### Given request
In the entries below, find the lines that contain the word "color" and copy them.

### Entries provided

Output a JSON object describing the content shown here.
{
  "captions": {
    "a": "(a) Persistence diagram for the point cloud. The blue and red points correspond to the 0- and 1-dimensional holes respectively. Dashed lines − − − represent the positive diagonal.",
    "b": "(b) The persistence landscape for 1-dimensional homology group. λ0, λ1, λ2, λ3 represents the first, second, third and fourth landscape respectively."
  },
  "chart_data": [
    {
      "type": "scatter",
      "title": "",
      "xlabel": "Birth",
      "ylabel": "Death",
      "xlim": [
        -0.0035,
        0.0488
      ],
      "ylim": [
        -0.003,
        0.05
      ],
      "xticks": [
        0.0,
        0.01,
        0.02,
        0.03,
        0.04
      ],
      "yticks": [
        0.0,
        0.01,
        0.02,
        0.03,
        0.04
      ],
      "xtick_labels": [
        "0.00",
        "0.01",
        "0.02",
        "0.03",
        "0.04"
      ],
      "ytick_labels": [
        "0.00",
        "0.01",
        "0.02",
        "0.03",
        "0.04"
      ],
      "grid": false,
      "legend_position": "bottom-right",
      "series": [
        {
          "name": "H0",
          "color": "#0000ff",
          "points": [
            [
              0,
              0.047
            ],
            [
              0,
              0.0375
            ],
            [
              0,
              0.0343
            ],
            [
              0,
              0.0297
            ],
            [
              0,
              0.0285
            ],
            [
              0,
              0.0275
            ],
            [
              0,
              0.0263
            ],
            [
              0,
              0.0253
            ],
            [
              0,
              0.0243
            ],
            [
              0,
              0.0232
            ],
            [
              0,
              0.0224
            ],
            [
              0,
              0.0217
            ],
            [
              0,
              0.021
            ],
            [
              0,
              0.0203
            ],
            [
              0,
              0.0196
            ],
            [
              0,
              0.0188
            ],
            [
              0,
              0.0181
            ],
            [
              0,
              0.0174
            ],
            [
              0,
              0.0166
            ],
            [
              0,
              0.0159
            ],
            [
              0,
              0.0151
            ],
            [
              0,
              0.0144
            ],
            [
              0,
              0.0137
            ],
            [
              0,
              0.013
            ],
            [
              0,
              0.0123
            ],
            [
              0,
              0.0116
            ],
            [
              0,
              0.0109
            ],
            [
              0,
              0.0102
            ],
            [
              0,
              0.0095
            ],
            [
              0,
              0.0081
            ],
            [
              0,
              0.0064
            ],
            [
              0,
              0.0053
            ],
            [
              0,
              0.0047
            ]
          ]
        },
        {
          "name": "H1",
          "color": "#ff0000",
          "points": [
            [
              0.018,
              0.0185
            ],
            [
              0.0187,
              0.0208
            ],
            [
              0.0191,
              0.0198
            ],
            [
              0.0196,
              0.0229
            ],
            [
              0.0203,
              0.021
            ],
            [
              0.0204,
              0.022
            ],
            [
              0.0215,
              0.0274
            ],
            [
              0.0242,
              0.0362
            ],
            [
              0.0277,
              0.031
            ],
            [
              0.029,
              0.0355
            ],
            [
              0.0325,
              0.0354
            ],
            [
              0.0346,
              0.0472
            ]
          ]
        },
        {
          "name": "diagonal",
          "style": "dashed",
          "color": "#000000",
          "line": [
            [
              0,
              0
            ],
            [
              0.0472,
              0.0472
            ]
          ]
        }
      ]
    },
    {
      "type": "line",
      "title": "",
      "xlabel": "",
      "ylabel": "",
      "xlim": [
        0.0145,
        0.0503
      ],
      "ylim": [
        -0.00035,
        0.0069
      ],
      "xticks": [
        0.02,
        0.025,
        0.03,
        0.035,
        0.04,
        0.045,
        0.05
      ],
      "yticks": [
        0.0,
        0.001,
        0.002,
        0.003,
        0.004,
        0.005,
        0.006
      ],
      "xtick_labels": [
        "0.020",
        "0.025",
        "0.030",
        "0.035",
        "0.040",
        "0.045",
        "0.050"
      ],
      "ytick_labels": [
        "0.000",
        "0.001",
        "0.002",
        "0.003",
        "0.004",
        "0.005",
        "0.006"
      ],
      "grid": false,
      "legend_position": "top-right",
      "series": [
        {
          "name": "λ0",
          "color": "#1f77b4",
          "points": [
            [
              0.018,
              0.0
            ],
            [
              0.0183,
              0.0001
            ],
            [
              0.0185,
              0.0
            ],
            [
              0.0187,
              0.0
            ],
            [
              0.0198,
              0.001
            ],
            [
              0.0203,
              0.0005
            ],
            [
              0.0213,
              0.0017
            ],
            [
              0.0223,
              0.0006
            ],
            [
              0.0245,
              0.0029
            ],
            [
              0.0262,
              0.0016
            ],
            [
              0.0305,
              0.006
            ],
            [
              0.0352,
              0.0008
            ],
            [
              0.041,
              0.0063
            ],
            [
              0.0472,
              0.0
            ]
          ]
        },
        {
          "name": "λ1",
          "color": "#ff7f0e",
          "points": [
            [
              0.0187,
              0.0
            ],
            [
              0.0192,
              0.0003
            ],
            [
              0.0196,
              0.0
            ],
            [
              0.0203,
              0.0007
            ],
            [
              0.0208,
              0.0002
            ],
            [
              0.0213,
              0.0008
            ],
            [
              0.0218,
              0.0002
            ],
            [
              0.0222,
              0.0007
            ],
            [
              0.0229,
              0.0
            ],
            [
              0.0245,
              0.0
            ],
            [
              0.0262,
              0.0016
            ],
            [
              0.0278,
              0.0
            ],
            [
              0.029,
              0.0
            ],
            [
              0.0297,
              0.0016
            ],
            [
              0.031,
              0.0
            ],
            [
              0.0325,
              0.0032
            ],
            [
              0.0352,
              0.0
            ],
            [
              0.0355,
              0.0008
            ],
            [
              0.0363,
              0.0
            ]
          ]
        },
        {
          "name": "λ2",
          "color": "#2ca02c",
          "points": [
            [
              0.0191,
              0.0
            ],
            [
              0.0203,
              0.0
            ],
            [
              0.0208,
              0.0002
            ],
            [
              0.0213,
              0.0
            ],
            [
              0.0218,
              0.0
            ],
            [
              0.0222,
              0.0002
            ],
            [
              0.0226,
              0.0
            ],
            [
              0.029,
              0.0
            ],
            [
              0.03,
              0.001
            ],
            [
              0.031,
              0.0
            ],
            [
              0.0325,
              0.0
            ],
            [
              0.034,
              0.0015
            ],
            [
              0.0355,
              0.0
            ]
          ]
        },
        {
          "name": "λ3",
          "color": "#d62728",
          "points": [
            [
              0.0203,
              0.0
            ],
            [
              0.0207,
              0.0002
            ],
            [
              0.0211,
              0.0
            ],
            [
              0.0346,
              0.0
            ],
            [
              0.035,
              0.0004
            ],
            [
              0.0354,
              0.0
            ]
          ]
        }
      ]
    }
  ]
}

### Finished answer
          "color": "#0000ff",
          "color": "#ff0000",
          "color": "#000000",
          "color": "#1f77b4",
          "color": "#ff7f0e",
          "color": "#2ca02c",
          "color": "#d62728",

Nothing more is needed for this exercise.